Exercise materials:
----------------

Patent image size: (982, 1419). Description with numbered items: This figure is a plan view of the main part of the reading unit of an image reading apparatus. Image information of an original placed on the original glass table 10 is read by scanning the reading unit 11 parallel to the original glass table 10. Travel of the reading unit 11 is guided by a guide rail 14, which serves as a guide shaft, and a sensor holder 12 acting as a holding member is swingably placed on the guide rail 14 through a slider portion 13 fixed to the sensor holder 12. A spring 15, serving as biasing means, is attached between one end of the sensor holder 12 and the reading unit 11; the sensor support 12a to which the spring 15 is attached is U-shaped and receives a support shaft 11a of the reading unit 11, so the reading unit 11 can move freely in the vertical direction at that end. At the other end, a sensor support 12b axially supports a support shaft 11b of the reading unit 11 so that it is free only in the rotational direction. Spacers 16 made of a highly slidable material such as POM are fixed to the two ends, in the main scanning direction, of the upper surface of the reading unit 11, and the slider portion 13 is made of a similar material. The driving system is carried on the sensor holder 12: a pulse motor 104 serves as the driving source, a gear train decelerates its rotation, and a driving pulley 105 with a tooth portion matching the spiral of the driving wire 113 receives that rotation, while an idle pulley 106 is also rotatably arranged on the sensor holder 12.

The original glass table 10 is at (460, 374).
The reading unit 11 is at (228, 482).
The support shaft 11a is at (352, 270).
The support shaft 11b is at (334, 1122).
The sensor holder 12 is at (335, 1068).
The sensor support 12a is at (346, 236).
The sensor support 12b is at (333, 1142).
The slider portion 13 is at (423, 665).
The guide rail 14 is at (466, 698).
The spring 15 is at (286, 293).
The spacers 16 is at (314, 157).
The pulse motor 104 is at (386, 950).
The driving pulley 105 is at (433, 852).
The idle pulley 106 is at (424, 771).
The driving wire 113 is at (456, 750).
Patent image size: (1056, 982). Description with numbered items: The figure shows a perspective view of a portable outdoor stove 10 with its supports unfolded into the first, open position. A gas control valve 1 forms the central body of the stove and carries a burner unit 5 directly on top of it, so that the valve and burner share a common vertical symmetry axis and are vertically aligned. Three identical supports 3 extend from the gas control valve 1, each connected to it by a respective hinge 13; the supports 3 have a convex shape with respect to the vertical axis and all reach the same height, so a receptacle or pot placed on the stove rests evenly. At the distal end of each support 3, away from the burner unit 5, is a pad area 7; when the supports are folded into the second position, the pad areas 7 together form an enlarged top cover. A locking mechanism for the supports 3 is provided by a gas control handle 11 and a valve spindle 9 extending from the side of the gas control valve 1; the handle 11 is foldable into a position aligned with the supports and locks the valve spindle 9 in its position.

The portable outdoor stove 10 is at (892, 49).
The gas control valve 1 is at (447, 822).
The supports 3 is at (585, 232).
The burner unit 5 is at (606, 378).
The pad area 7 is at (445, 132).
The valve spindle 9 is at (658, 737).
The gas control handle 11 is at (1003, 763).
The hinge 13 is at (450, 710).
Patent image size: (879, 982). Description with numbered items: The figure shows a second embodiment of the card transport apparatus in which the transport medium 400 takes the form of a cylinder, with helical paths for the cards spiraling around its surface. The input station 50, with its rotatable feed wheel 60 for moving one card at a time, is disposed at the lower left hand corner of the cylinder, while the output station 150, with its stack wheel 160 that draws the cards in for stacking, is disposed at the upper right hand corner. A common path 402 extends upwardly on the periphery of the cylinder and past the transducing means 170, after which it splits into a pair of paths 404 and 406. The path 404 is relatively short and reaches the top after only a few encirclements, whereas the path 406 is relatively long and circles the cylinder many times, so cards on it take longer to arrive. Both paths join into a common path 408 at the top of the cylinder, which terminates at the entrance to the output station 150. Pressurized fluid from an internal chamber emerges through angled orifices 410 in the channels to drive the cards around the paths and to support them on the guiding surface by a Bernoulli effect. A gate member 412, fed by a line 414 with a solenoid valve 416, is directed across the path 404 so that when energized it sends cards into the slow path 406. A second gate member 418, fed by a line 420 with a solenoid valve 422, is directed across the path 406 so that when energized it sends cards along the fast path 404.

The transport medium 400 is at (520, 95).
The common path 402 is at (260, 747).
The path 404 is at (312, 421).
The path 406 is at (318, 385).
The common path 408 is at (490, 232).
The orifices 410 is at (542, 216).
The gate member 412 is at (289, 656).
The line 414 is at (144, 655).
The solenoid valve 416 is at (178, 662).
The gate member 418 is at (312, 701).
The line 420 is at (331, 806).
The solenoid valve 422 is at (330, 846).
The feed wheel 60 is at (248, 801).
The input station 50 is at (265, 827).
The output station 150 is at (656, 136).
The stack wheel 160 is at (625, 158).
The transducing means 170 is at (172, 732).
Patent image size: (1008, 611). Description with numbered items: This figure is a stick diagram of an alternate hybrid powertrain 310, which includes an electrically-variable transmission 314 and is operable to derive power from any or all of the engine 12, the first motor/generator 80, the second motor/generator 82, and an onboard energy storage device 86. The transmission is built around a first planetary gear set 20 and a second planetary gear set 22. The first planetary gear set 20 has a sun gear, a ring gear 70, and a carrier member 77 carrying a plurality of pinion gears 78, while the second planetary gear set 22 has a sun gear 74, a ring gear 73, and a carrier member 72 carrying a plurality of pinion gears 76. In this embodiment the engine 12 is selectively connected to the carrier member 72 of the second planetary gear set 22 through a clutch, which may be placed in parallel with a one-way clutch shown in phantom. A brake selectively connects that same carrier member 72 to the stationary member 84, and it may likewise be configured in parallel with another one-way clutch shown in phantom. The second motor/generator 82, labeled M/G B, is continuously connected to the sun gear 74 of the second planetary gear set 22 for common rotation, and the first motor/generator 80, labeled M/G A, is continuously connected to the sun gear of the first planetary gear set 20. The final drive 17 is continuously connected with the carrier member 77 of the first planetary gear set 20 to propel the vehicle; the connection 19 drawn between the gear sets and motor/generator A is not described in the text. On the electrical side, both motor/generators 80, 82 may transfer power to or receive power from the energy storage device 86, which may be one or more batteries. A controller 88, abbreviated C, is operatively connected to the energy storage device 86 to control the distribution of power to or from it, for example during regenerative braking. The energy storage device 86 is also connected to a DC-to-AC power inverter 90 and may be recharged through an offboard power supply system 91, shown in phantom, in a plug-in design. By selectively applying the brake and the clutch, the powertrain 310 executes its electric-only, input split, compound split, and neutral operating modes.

----------------

Problem details:
Copy the material above, changing every "Description with numbered items" to "Numbered description" and keeping everything else the same.

Result for this task:
Patent image size: (982, 1419). Numbered description: This figure is a plan view of the main part of the reading unit of an image reading apparatus. Image information of an original placed on the original glass table 10 is read by scanning the reading unit 11 parallel to the original glass table 10. Travel of the reading unit 11 is guided by a guide rail 14, which serves as a guide shaft, and a sensor holder 12 acting as a holding member is swingably placed on the guide rail 14 through a slider portion 13 fixed to the sensor holder 12. A spring 15, serving as biasing means, is attached between one end of the sensor holder 12 and the reading unit 11; the sensor support 12a to which the spring 15 is attached is U-shaped and receives a support shaft 11a of the reading unit 11, so the reading unit 11 can move freely in the vertical direction at that end. At the other end, a sensor support 12b axially supports a support shaft 11b of the reading unit 11 so that it is free only in the rotational direction. Spacers 16 made of a highly slidable material such as POM are fixed to the two ends, in the main scanning direction, of the upper surface of the reading unit 11, and the slider portion 13 is made of a similar material. The driving system is carried on the sensor holder 12: a pulse motor 104 serves as the driving source, a gear train decelerates its rotation, and a driving pulley 105 with a tooth portion matching the spiral of the driving wire 113 receives that rotation, while an idle pulley 106 is also rotatably arranged on the sensor holder 12.

The original glass table 10 is at (460, 374).
The reading unit 11 is at (228, 482).
The support shaft 11a is at (352, 270).
The support shaft 11b is at (334, 1122).
The sensor holder 12 is at (335, 1068).
The sensor support 12a is at (346, 236).
The sensor support 12b is at (333, 1142).
The slider portion 13 is at (423, 665).
The guide rail 14 is at (466, 698).
The spring 15 is at (286, 293).
The spacers 16 is at (314, 157).
The pulse motor 104 is at (386, 950).
The driving pulley 105 is at (433, 852).
The idle pulley 106 is at (424, 771).
The driving wire 113 is at (456, 750).
Patent image size: (1056, 982). Numbered description: The figure shows a perspective view of a portable outdoor stove 10 with its supports unfolded into the first, open position. A gas control valve 1 forms the central body of the stove and carries a burner unit 5 directly on top of it, so that the valve and burner share a common vertical symmetry axis and are vertically aligned. Three identical supports 3 extend from the gas control valve 1, each connected to it by a respective hinge 13; the supports 3 have a convex shape with respect to the vertical axis and all reach the same height, so a receptacle or pot placed on the stove rests evenly. At the distal end of each support 3, away from the burner unit 5, is a pad area 7; when the supports are folded into the second position, the pad areas 7 together form an enlarged top cover. A locking mechanism for the supports 3 is provided by a gas control handle 11 and a valve spindle 9 extending from the side of the gas control valve 1; the handle 11 is foldable into a position aligned with the supports and locks the valve spindle 9 in its position.

The portable outdoor stove 10 is at (892, 49).
The gas control valve 1 is at (447, 822).
The supports 3 is at (585, 232).
The burner unit 5 is at (606, 378).
The pad area 7 is at (445, 132).
The valve spindle 9 is at (658, 737).
The gas control handle 11 is at (1003, 763).
The hinge 13 is at (450, 710).
Patent image size: (879, 982). Numbered description: The figure shows a second embodiment of the card transport apparatus in which the transport medium 400 takes the form of a cylinder, with helical paths for the cards spiraling around its surface. The input station 50, with its rotatable feed wheel 60 for moving one card at a time, is disposed at the lower left hand corner of the cylinder, while the output station 150, with its stack wheel 160 that draws the cards in for stacking, is disposed at the upper right hand corner. A common path 402 extends upwardly on the periphery of the cylinder and past the transducing means 170, after which it splits into a pair of paths 404 and 406. The path 404 is relatively short and reaches the top after only a few encirclements, whereas the path 406 is relatively long and circles the cylinder many times, so cards on it take longer to arrive. Both paths join into a common path 408 at the top of the cylinder, which terminates at the entrance to the output station 150. Pressurized fluid from an internal chamber emerges through angled orifices 410 in the channels to drive the cards around the paths and to support them on the guiding surface by a Bernoulli effect. A gate member 412, fed by a line 414 with a solenoid valve 416, is directed across the path 404 so that when energized it sends cards into the slow path 406. A second gate member 418, fed by a line 420 with a solenoid valve 422, is directed across the path 406 so that when energized it sends cards along the fast path 404.

The transport medium 400 is at (520, 95).
The common path 402 is at (260, 747).
The path 404 is at (312, 421).
The path 406 is at (318, 385).
The common path 408 is at (490, 232).
The orifices 410 is at (542, 216).
The gate member 412 is at (289, 656).
The line 414 is at (144, 655).
The solenoid valve 416 is at (178, 662).
The gate member 418 is at (312, 701).
The line 420 is at (331, 806).
The solenoid valve 422 is at (330, 846).
The feed wheel 60 is at (248, 801).
The input station 50 is at (265, 827).
The output station 150 is at (656, 136).
The stack wheel 160 is at (625, 158).
The transducing means 170 is at (172, 732).
Patent image size: (1008, 611). Numbered description: This figure is a stick diagram of an alternate hybrid powertrain 310, which includes an electrically-variable transmission 314 and is operable to derive power from any or all of the engine 12, the first motor/generator 80, the second motor/generator 82, and an onboard energy storage device 86. The transmission is built around a first planetary gear set 20 and a second planetary gear set 22. The first planetary gear set 20 has a sun gear, a ring gear 70, and a carrier member 77 carrying a plurality of pinion gears 78, while the second planetary gear set 22 has a sun gear 74, a ring gear 73, and a carrier member 72 carrying a plurality of pinion gears 76. In this embodiment the engine 12 is selectively connected to the carrier member 72 of the second planetary gear set 22 through a clutch, which may be placed in parallel with a one-way clutch shown in phantom. A brake selectively connects that same carrier member 72 to the stationary member 84, and it may likewise be configured in parallel with another one-way clutch shown in phantom. The second motor/generator 82, labeled M/G B, is continuously connected to the sun gear 74 of the second planetary gear set 22 for common rotation, and the first motor/generator 80, labeled M/G A, is continuously connected to the sun gear of the first planetary gear set 20. The final drive 17 is continuously connected with the carrier member 77 of the first planetary gear set 20 to propel the vehicle; the connection 19 drawn between the gear sets and motor/generator A is not described in the text. On the electrical side, both motor/generators 80, 82 may transfer power to or receive power from the energy storage device 86, which may be one or more batteries. A controller 88, abbreviated C, is operatively connected to the energy storage device 86 to control the distribution of power to or from it, for example during regenerative braking. The energy storage device 86 is also connected to a DC-to-AC power inverter 90 and may be recharged through an offboard power supply system 91, shown in phantom, in a plug-in design. By selectively applying the brake and the clutch, the powertrain 310 executes its electric-only, input split, compound split, and neutral operating modes.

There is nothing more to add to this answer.